**Challenge**
Copy the rows below verbatim, from the very first row through the row containing "191, 100, 201]", including both ends.

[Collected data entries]
(begin)

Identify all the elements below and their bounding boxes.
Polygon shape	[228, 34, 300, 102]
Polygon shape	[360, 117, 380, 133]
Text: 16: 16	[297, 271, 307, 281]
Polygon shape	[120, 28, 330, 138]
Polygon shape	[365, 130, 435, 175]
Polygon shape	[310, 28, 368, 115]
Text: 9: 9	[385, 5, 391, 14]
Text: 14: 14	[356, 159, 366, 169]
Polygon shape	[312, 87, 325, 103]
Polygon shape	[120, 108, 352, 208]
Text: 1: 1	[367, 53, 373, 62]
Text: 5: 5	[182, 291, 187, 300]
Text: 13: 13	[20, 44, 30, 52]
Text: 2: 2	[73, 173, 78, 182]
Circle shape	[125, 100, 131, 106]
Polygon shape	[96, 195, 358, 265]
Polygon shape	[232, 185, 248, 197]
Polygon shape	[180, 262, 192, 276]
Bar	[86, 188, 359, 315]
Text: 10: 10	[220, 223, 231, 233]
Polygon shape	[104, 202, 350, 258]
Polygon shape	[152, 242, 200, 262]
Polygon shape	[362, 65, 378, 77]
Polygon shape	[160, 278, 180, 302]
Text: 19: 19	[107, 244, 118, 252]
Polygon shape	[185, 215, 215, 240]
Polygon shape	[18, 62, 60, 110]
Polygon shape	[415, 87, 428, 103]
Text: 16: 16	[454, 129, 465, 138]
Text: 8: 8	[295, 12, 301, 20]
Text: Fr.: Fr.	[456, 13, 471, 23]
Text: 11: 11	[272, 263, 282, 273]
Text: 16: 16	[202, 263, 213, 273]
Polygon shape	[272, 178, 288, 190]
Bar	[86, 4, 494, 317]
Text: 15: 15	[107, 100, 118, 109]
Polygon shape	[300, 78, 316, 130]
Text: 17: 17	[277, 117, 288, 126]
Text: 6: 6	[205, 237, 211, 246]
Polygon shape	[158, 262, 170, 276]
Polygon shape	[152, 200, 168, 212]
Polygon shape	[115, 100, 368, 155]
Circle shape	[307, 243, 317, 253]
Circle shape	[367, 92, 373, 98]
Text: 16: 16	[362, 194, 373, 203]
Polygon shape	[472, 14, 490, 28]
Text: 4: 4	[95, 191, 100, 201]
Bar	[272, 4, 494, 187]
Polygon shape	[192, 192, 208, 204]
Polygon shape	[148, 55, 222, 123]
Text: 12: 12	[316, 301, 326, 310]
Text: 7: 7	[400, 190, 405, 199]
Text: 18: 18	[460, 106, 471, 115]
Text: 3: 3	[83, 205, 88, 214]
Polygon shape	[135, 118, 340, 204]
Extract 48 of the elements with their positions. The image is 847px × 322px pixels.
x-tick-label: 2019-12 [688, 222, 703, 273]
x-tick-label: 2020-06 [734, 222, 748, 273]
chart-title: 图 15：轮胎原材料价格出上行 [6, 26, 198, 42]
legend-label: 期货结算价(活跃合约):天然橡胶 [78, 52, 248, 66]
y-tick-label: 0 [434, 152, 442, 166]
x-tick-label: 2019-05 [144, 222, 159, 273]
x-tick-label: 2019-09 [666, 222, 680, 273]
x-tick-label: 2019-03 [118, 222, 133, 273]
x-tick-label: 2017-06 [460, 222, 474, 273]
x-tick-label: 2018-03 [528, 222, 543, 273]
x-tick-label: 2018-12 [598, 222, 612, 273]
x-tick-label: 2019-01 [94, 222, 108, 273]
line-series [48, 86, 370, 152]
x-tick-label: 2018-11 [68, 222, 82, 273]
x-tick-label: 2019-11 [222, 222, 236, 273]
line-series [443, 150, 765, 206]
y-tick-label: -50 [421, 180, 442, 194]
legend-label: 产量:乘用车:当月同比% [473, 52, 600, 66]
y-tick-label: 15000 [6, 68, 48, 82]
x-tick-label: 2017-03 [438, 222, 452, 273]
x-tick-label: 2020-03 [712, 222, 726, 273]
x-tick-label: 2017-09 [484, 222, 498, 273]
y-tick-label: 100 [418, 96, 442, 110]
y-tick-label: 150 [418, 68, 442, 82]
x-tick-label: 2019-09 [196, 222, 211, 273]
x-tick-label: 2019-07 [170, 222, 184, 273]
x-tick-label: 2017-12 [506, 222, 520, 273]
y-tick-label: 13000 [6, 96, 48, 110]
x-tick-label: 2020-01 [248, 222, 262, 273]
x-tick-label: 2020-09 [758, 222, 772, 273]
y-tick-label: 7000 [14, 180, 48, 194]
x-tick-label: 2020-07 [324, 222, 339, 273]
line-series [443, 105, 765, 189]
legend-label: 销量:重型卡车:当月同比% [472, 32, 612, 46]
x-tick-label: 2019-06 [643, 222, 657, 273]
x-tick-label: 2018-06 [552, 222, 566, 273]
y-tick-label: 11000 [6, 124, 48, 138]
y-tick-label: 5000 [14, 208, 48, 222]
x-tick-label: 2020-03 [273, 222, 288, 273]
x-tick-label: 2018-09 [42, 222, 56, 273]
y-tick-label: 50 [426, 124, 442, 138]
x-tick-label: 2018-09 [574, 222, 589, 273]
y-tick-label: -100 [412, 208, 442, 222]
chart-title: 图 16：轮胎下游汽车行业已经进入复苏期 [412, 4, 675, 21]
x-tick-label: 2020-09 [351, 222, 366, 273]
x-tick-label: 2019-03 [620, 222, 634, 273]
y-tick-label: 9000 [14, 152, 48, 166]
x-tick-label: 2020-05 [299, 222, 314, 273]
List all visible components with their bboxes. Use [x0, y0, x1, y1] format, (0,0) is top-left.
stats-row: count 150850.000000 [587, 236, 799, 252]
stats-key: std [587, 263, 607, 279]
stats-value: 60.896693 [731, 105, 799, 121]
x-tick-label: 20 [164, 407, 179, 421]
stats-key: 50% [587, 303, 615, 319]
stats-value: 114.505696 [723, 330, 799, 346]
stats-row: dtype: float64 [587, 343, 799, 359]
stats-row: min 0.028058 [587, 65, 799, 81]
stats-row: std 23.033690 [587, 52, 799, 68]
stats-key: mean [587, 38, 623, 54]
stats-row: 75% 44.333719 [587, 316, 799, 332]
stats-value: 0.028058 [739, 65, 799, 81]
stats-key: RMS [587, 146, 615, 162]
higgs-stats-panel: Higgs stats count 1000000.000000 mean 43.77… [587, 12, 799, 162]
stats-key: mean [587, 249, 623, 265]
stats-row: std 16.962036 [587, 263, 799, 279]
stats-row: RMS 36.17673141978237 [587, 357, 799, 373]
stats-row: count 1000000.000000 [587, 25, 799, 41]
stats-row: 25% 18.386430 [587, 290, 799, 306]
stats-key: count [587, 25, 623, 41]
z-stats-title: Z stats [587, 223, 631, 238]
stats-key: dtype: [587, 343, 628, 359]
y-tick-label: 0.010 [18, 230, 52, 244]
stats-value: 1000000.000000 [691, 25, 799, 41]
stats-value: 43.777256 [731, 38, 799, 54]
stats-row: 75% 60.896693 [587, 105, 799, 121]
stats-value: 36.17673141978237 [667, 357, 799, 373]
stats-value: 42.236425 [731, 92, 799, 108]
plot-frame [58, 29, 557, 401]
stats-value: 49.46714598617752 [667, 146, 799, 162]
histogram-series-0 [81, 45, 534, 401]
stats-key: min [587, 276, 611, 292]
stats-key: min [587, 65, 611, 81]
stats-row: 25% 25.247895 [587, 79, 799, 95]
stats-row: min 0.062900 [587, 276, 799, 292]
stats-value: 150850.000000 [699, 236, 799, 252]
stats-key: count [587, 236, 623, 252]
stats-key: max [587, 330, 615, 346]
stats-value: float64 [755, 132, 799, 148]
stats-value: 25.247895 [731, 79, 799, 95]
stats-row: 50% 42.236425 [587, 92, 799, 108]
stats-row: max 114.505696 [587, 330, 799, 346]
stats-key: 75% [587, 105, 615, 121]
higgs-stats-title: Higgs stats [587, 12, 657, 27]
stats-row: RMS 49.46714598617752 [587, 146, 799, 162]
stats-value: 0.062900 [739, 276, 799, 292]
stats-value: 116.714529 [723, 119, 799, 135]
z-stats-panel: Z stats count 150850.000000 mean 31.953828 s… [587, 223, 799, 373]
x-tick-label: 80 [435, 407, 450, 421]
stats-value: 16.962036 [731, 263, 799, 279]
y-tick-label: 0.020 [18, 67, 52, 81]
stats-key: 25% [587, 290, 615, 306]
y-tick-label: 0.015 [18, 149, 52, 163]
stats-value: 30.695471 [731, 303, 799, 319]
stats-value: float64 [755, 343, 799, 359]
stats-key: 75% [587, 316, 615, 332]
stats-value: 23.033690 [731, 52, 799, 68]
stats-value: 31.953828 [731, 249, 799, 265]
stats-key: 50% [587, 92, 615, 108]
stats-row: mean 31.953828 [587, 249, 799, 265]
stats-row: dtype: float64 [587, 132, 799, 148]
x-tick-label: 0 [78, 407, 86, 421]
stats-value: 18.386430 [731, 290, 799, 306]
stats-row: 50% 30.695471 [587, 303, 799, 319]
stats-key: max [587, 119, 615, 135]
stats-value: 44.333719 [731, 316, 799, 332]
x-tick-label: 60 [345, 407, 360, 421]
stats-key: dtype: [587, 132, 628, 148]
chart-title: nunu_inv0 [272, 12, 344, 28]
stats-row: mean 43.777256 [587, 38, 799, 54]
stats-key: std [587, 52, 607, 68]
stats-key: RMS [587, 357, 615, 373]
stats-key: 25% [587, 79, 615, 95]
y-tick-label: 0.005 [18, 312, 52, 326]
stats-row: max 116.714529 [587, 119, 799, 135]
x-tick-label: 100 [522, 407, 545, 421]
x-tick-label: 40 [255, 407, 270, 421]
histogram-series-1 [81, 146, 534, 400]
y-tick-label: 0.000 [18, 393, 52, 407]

(end)

**Exercise answer**
Identify all the elements below and their bounding boxes.
Polygon shape	[228, 34, 300, 102]
Polygon shape	[360, 117, 380, 133]
Text: 16: 16	[297, 271, 307, 281]
Polygon shape	[120, 28, 330, 138]
Polygon shape	[365, 130, 435, 175]
Polygon shape	[310, 28, 368, 115]
Text: 9: 9	[385, 5, 391, 14]
Text: 14: 14	[356, 159, 366, 169]
Polygon shape	[312, 87, 325, 103]
Polygon shape	[120, 108, 352, 208]
Text: 1: 1	[367, 53, 373, 62]
Text: 5: 5	[182, 291, 187, 300]
Text: 13: 13	[20, 44, 30, 52]
Text: 2: 2	[73, 173, 78, 182]
Circle shape	[125, 100, 131, 106]
Polygon shape	[96, 195, 358, 265]
Polygon shape	[232, 185, 248, 197]
Polygon shape	[180, 262, 192, 276]
Bar	[86, 188, 359, 315]
Text: 10: 10	[220, 223, 231, 233]
Polygon shape	[104, 202, 350, 258]
Polygon shape	[152, 242, 200, 262]
Polygon shape	[362, 65, 378, 77]
Polygon shape	[160, 278, 180, 302]
Text: 19: 19	[107, 244, 118, 252]
Polygon shape	[185, 215, 215, 240]
Polygon shape	[18, 62, 60, 110]
Polygon shape	[415, 87, 428, 103]
Text: 16: 16	[454, 129, 465, 138]
Text: 8: 8	[295, 12, 301, 20]
Text: Fr.: Fr.	[456, 13, 471, 23]
Text: 11: 11	[272, 263, 282, 273]
Text: 16: 16	[202, 263, 213, 273]
Polygon shape	[272, 178, 288, 190]
Bar	[86, 4, 494, 317]
Text: 15: 15	[107, 100, 118, 109]
Polygon shape	[300, 78, 316, 130]
Text: 17: 17	[277, 117, 288, 126]
Text: 6: 6	[205, 237, 211, 246]
Polygon shape	[158, 262, 170, 276]
Polygon shape	[152, 200, 168, 212]
Polygon shape	[115, 100, 368, 155]
Circle shape	[307, 243, 317, 253]
Circle shape	[367, 92, 373, 98]
Text: 16: 16	[362, 194, 373, 203]
Polygon shape	[472, 14, 490, 28]
Text: 4: 4	[95, 191, 100, 201]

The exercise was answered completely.